- **DIRECTION**
Please duplicate the lines of this listing verbatim, starting at the line that contains "y-tick-label: 4.000 (68, 400, 114, 414)" and stopping after the line that contains "text: 2001 (188, 640, 236, 654)".
▼
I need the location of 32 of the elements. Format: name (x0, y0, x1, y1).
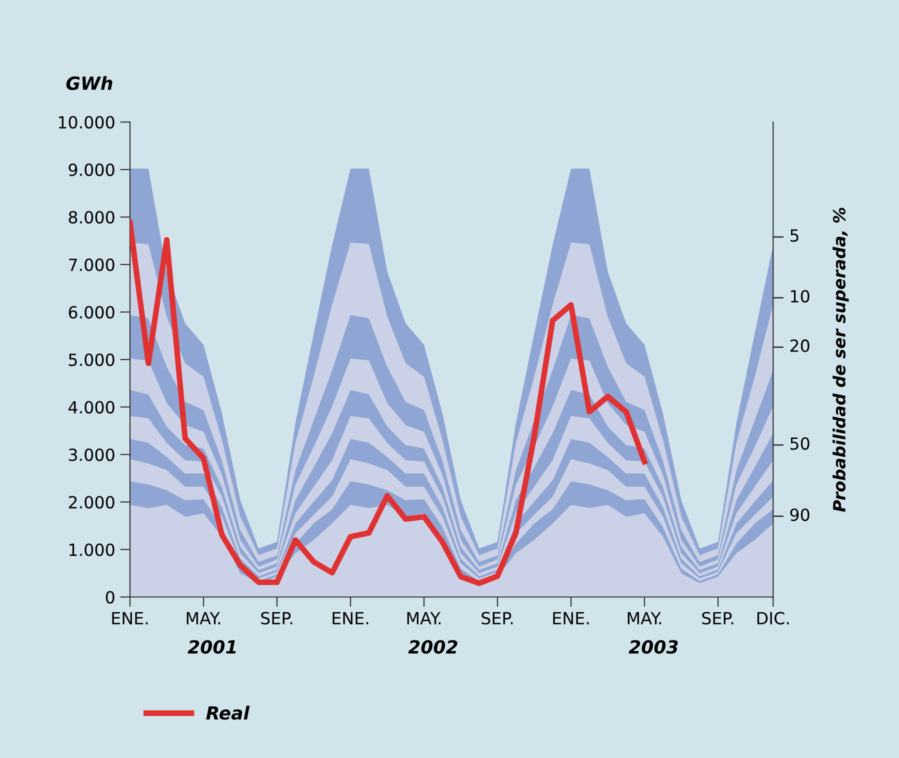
y-tick-label: 4.000 (68, 400, 114, 414)
y-tick-label: 1.000 (70, 543, 114, 556)
y-tick-label: 2.000 (68, 496, 114, 509)
y-tick-label: 9.000 (68, 163, 114, 176)
y-axis-title: GWh (66, 76, 112, 90)
text: 90 (790, 508, 810, 522)
text: 2001 (188, 640, 236, 654)
y-tick-label: 3.000 (68, 448, 114, 462)
text: 5 (790, 229, 798, 242)
text: 2003 (628, 640, 678, 654)
text: 50 (790, 437, 810, 450)
y-tick-label: 7.000 (69, 258, 114, 272)
y-tick-label: 5.000 (68, 353, 114, 366)
x-tick-label: DIC. (757, 612, 789, 624)
x-tick-label: MAY. (628, 612, 662, 624)
text: 10 (791, 290, 810, 303)
y-tick-label: 8.000 (68, 210, 114, 224)
y-tick-label: 10.000 (58, 116, 114, 129)
y-tick-label: 0 (106, 590, 114, 604)
x-tick-label: ENE. (553, 612, 589, 624)
x-tick-label: MAY. (186, 612, 220, 624)
x-tick-label: MAY. (407, 612, 441, 624)
y2-axis-title: Probabilidad de ser superada, % (832, 208, 849, 512)
legend-label: Real (206, 706, 250, 720)
x-tick-label: SEP. (482, 612, 513, 624)
x-tick-label: SEP. (261, 612, 292, 624)
x-tick-label: SEP. (702, 612, 734, 624)
text: 2002 (408, 640, 458, 654)
y-tick-label: 6.000 (68, 306, 114, 319)
x-tick-label: ENE. (332, 612, 368, 624)
x-tick-label: ENE. (112, 612, 148, 624)
text: 20 (790, 339, 810, 352)
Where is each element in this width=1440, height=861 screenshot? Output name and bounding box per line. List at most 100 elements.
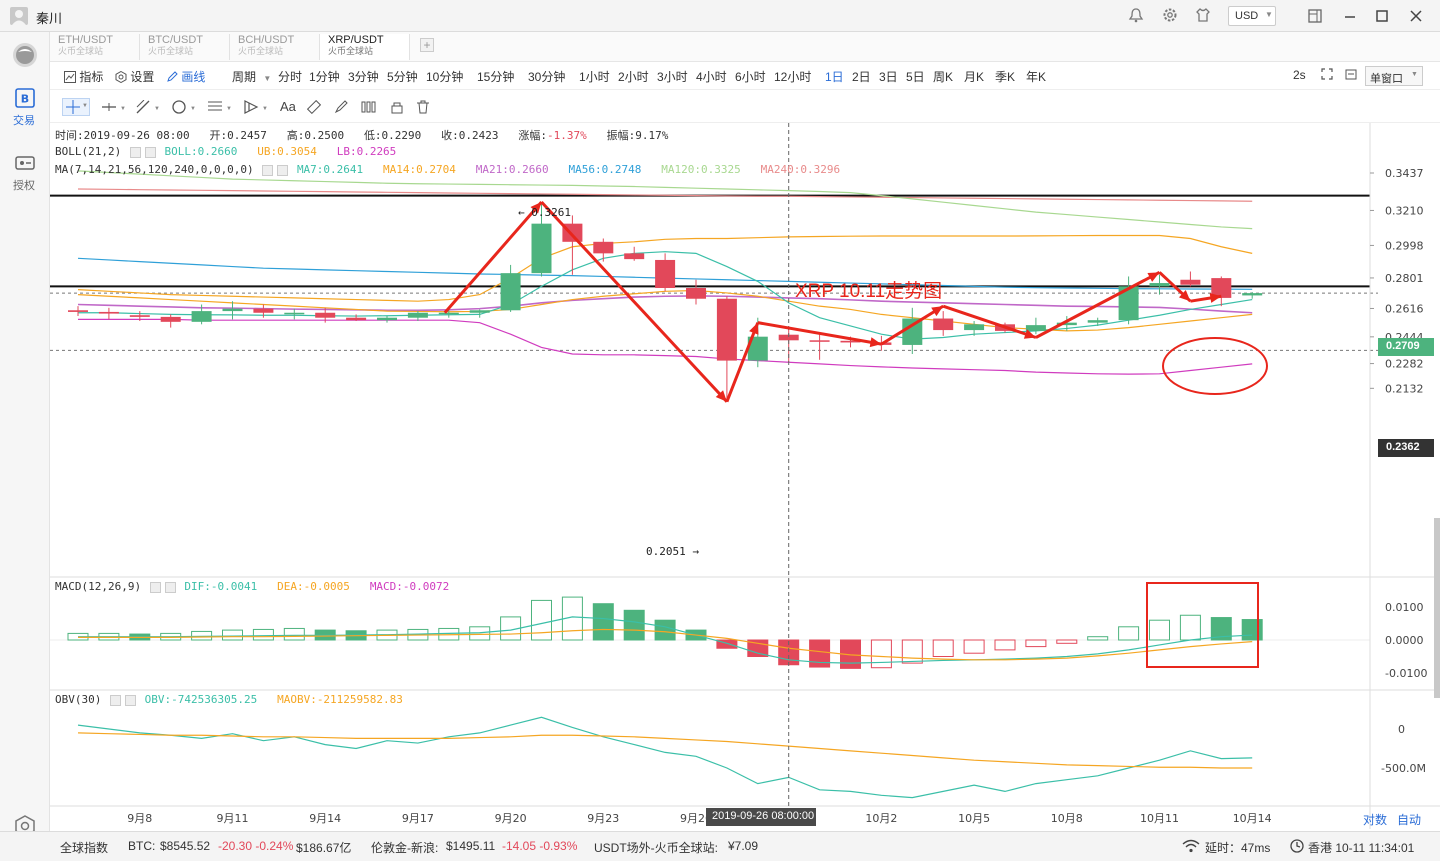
chart-annotation-title: XRP 10.11走势图: [795, 281, 943, 302]
macd-name: MACD(12,26,9): [55, 580, 142, 593]
user-icon: [12, 10, 26, 25]
currency-select[interactable]: USD ▼: [1228, 6, 1276, 26]
crosshair-tool[interactable]: ▼: [62, 98, 90, 116]
tab-xrp-usdt[interactable]: XRP/USDT 火币全球站: [320, 34, 410, 60]
candle-body: [377, 317, 397, 321]
shape-tool[interactable]: ▼: [172, 100, 196, 117]
brush-tool[interactable]: [334, 100, 348, 117]
auto-scale-toggle[interactable]: 自动: [1397, 813, 1422, 827]
avatar[interactable]: [10, 7, 28, 25]
obv-value: OBV:-742536305.25: [144, 693, 258, 706]
ruler-tool[interactable]: [306, 99, 322, 117]
candle-body: [902, 318, 923, 345]
interval-11[interactable]: 6小时: [735, 70, 766, 84]
pattern-icon: ▼: [244, 100, 268, 114]
usdt-price: ¥7.09: [728, 839, 759, 853]
legend-settings-icon[interactable]: [149, 581, 161, 593]
candle-body: [98, 311, 119, 314]
interval-6[interactable]: 30分钟: [528, 70, 566, 84]
interval-0[interactable]: 分时: [278, 70, 303, 84]
shirt-icon[interactable]: [1195, 7, 1211, 26]
legend-close-icon[interactable]: [164, 581, 176, 593]
tab-pair: BCH/USDT: [238, 34, 295, 46]
trend-arrow-segment: [1035, 271, 1161, 339]
interval-15[interactable]: 3日: [879, 70, 898, 84]
trend-arrow-segment: [443, 201, 543, 314]
interval-17[interactable]: 周K: [933, 70, 954, 84]
sidebar-item-auth[interactable]: 授权: [0, 150, 50, 198]
candle-body: [778, 334, 799, 341]
interval-1[interactable]: 1分钟: [309, 70, 340, 84]
interval-12[interactable]: 12小时: [774, 70, 812, 84]
legend-settings-icon[interactable]: [262, 164, 274, 176]
trend-arrow-head: [530, 202, 542, 214]
interval-2[interactable]: 3分钟: [348, 70, 379, 84]
user-name[interactable]: 秦川: [36, 11, 63, 26]
macd-bar: [901, 639, 923, 664]
interval-8[interactable]: 2小时: [618, 70, 649, 84]
macd-y-tick-label: -0.0100: [1385, 667, 1427, 680]
draw-button[interactable]: 画线: [166, 68, 205, 85]
app-logo-icon[interactable]: [12, 42, 38, 71]
cursor-price-badge: 0.2362: [1378, 439, 1434, 457]
tab-bch-usdt[interactable]: BCH/USDT 火币全球站: [230, 34, 320, 60]
obv-y-tick-label: 0: [1398, 723, 1405, 736]
macd-y-tick-label: 0.0000: [1385, 634, 1424, 647]
interval-9[interactable]: 3小时: [657, 70, 688, 84]
add-tab-button[interactable]: +: [420, 38, 434, 52]
bell-icon[interactable]: [1128, 7, 1144, 26]
log-scale-toggle[interactable]: 对数: [1363, 813, 1388, 827]
tab-eth-usdt[interactable]: ETH/USDT 火币全球站: [50, 34, 140, 60]
crosshair-time-badge: 2019-09-26 08:00:00: [706, 808, 816, 826]
hline-tool[interactable]: ▼: [102, 100, 126, 117]
legend-settings-icon[interactable]: [109, 694, 121, 706]
indicator-button[interactable]: 指标: [64, 68, 103, 85]
delete-tool[interactable]: [416, 100, 430, 117]
info-open: 开:0.2457: [209, 129, 267, 142]
y-tick-label: 0.2132: [1385, 382, 1424, 395]
text-tool-icon[interactable]: Aa: [280, 99, 296, 114]
legend-close-icon[interactable]: [277, 164, 289, 176]
tab-btc-usdt[interactable]: BTC/USDT 火币全球站: [140, 34, 230, 60]
window-snap-icon[interactable]: [1307, 8, 1323, 27]
global-index-label[interactable]: 全球指数: [60, 841, 109, 855]
interval-14[interactable]: 2日: [852, 70, 871, 84]
interval-19[interactable]: 季K: [995, 70, 1016, 84]
pattern-tool[interactable]: ▼: [244, 100, 268, 117]
interval-4[interactable]: 10分钟: [426, 70, 464, 84]
interval-10[interactable]: 4小时: [696, 70, 727, 84]
latency: 延时：47ms: [1205, 841, 1271, 855]
minimize-icon[interactable]: [1342, 8, 1358, 27]
legend-settings-icon[interactable]: [129, 146, 141, 158]
settings-label: 设置: [130, 70, 155, 84]
interval-7[interactable]: 1小时: [579, 70, 610, 84]
key-icon: [15, 156, 35, 170]
window-mode-select[interactable]: 单窗口 ▼: [1365, 66, 1423, 86]
fullscreen-icon[interactable]: [1321, 68, 1333, 83]
gear-icon[interactable]: [1162, 7, 1178, 26]
close-icon[interactable]: [1408, 8, 1424, 27]
legend-close-icon[interactable]: [144, 146, 156, 158]
current-price-badge: 0.2709: [1378, 338, 1434, 356]
btc-price: $8545.52: [160, 839, 211, 853]
magnet-tool[interactable]: [361, 100, 377, 117]
circle-icon: ▼: [172, 100, 196, 114]
interval-20[interactable]: 年K: [1026, 70, 1047, 84]
legend-close-icon[interactable]: [124, 694, 136, 706]
fib-tool[interactable]: ▼: [208, 100, 232, 117]
interval-3[interactable]: 5分钟: [387, 70, 418, 84]
screenshot-icon[interactable]: [1345, 68, 1357, 83]
interval-13[interactable]: 1日: [825, 70, 844, 84]
interval-5[interactable]: 15分钟: [477, 70, 515, 84]
chart-area[interactable]: 0.34370.32100.29980.28010.26160.24440.22…: [0, 123, 1440, 831]
usdt-label: USDT场外-火币全球站:: [594, 841, 718, 855]
lock-tool[interactable]: [390, 100, 404, 117]
interval-18[interactable]: 月K: [964, 70, 985, 84]
trendline-tool[interactable]: ▼: [136, 99, 160, 117]
sidebar-item-trade[interactable]: B 交易: [0, 84, 50, 132]
maximize-icon[interactable]: [1374, 8, 1390, 27]
interval-16[interactable]: 5日: [906, 70, 925, 84]
refresh-rate[interactable]: 2s: [1293, 68, 1306, 82]
period-dropdown[interactable]: 周期 ▼: [232, 68, 271, 85]
settings-button[interactable]: 设置: [115, 68, 154, 85]
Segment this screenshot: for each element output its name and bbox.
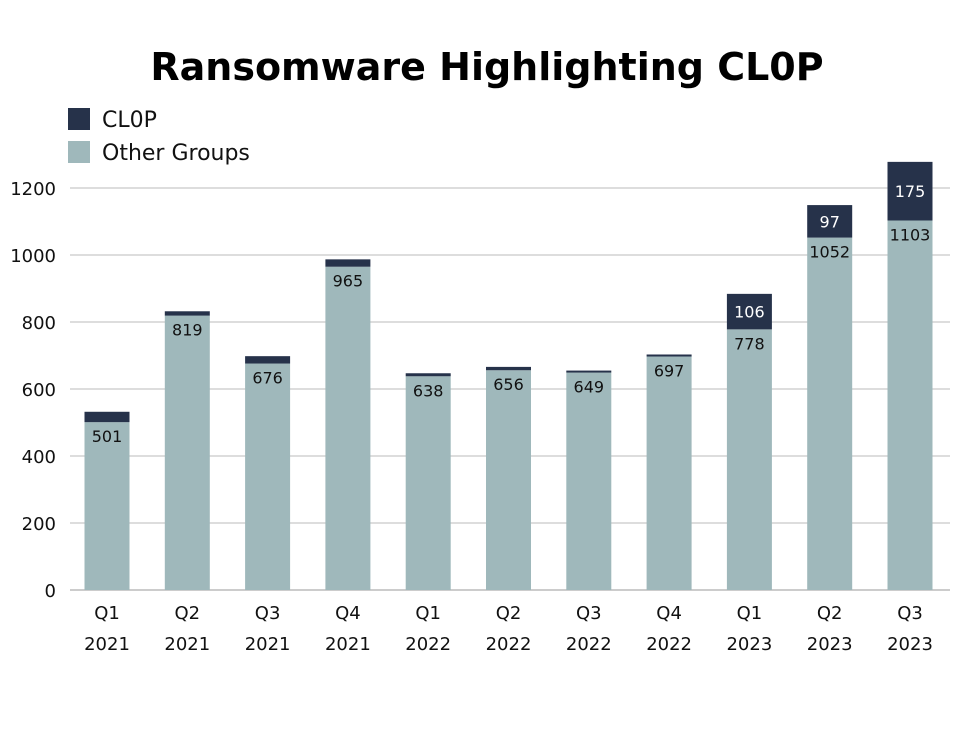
▲
- **EXERCISE OUTPUT**
y-tick-label: 4.000 (68, 400, 114, 414)
y-tick-label: 1.000 (70, 543, 114, 556)
y-tick-label: 2.000 (68, 496, 114, 509)
y-tick-label: 9.000 (68, 163, 114, 176)
y-axis-title: GWh (66, 76, 112, 90)
text: 90 (790, 508, 810, 522)
text: 2001 (188, 640, 236, 654)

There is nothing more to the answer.